As shown in FIG. 1a, the liquid stream exiting expansion section 12 via conduit 107 comprises LNG. In one embodiment, the LNG in conduit 107 can have a temperature in the range of from about −200 to about −300° F., about −225 to about −275° F., or −240 to −260° F. and a pressure in the range of from about 0 to about 40 psia, about 5 to about 25 psia, 10 to 20 psia, or about atmospheric. The LNG in conduit 107 can subsequently be routed to storage and/or shipped to another location via pipeline, ocean-going vessel, truck, or any other suitable transportation means. In one embodiment, at least a portion of the LNG can be subsequently vaporized for pipeline transportation or use in applications requiring vapor-phase natural gas.

REQUIRED TASKS –
[1] According to the LNG excerpt, why might some of the LNG later be vaporized? Answer in one to three sentences.
[2] Answer these from the LNG excerpt:
(a) Through which conduit does the liquid stream leave expansion section 12?
(b) Which three specific means of transport are named for shipping the LNG?
(c) What is the narrowest pressure range given for the LNG in that conduit?
[3] Decide whether each statement agrees with the LNG excerpt. Answer yes or no, and quote the words that settle it.
(a) In one embodiment, the LNG in conduit 107 can be at a temperature between −240 and −260° F.
(b) The LNG can only be transported by truck.
(c) All of the LNG must be vaporized after leaving conduit 107.
The data placed here comes from a separate source.

DATA PROVIDED –
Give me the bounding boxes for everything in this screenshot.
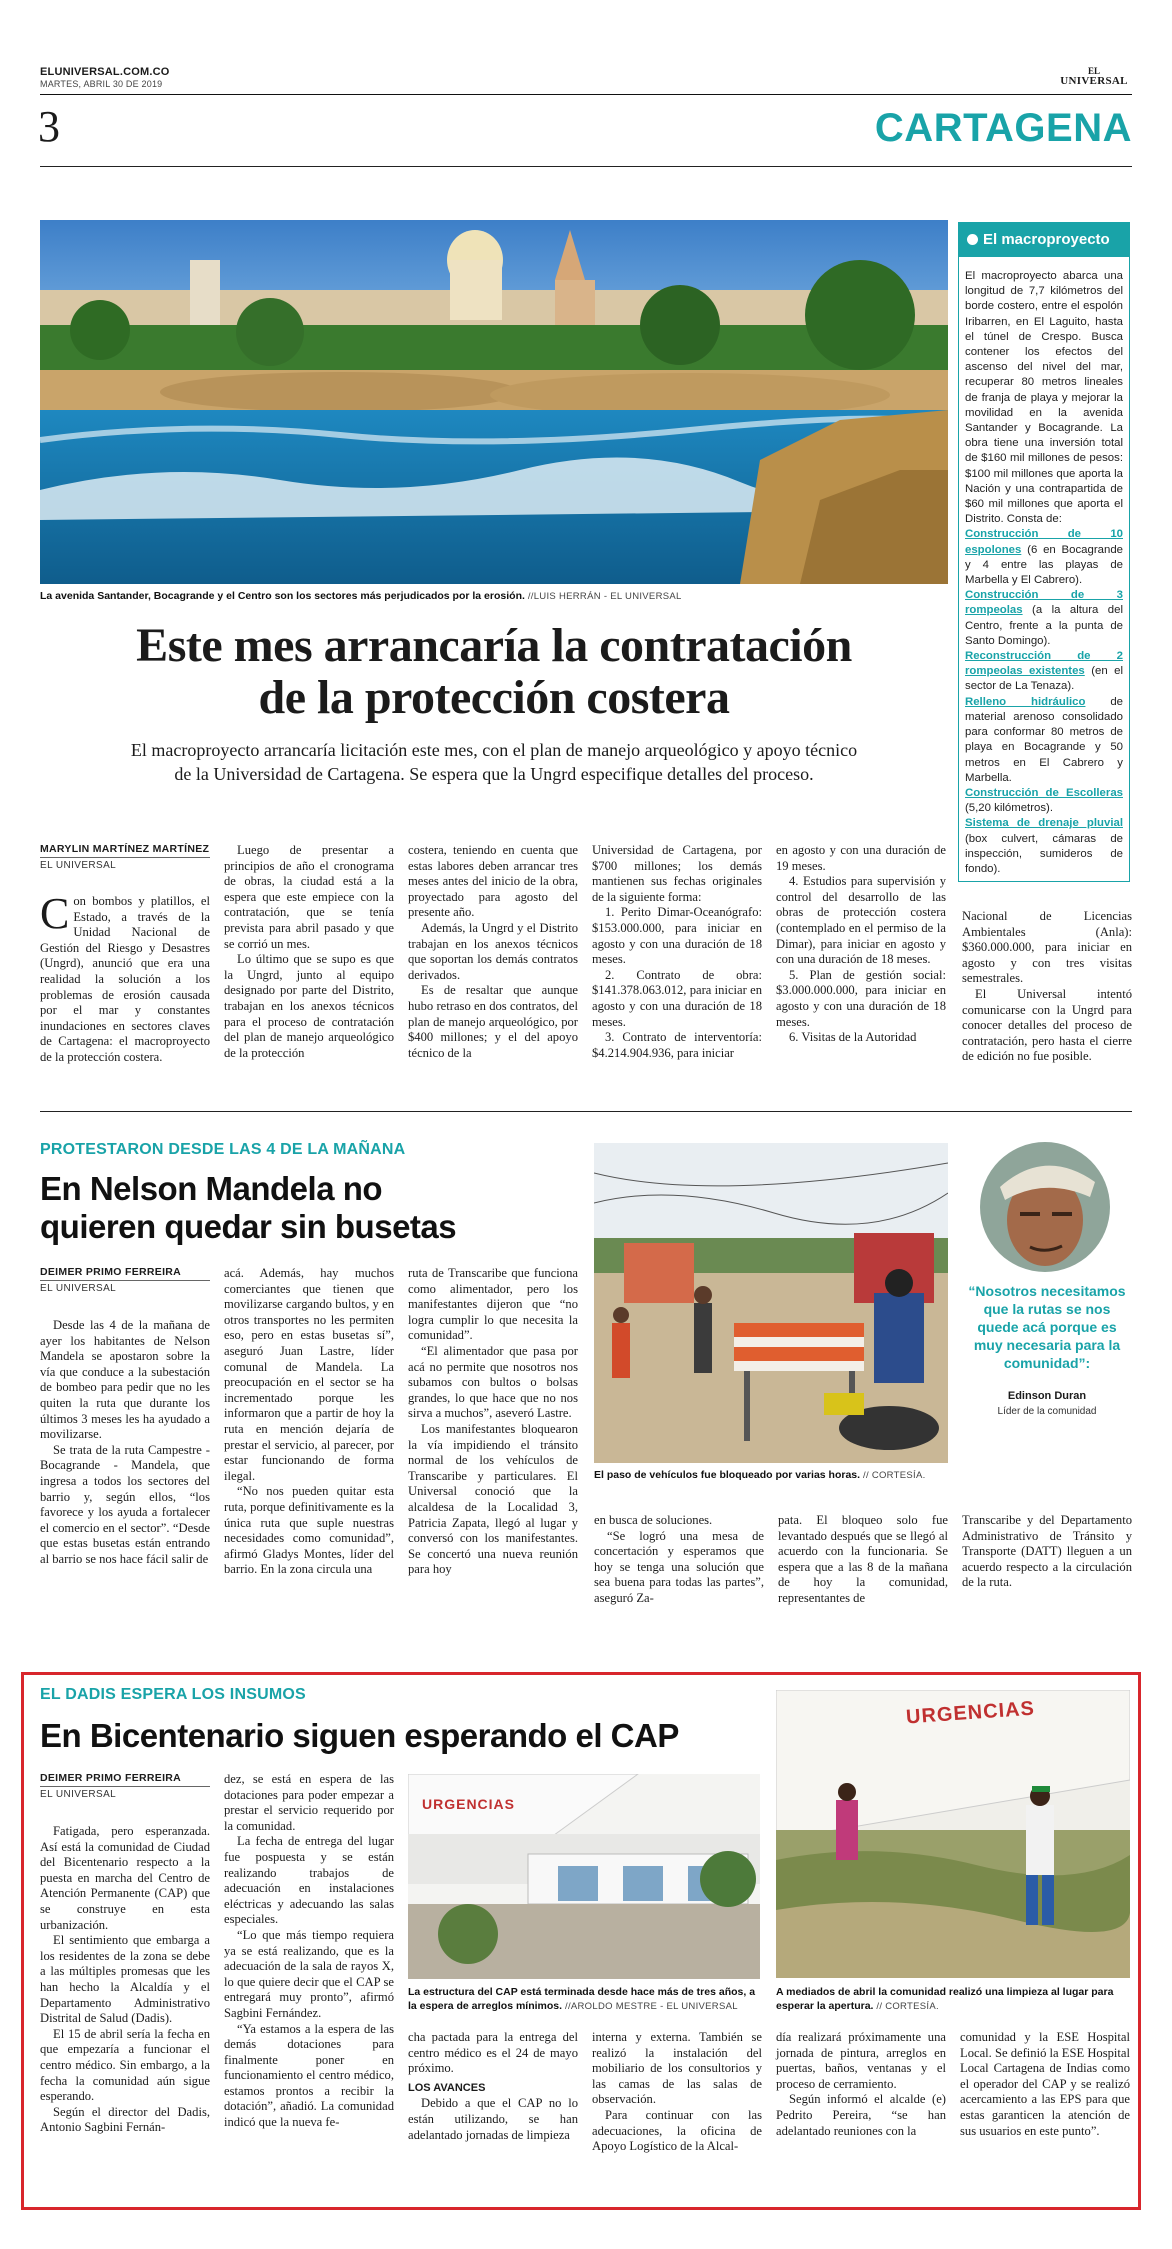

SOLUTION LIST –
[1] Some of the LNG can be vaporized so that it can move by pipeline. It can also be vaporized for use in applications that require natural gas in the vapor phase.

[2]
(a) Conduit 107.
(b) Pipeline, ocean-going vessel, and truck.
(c) 10 to 20 psia.

[3]
(a) Yes: "or −240 to −260° F."
(b) No: "via pipeline, ocean-going vessel, truck, or any other suitable transportation means"
(c) No: "at least a portion of the LNG can be subsequently vaporized"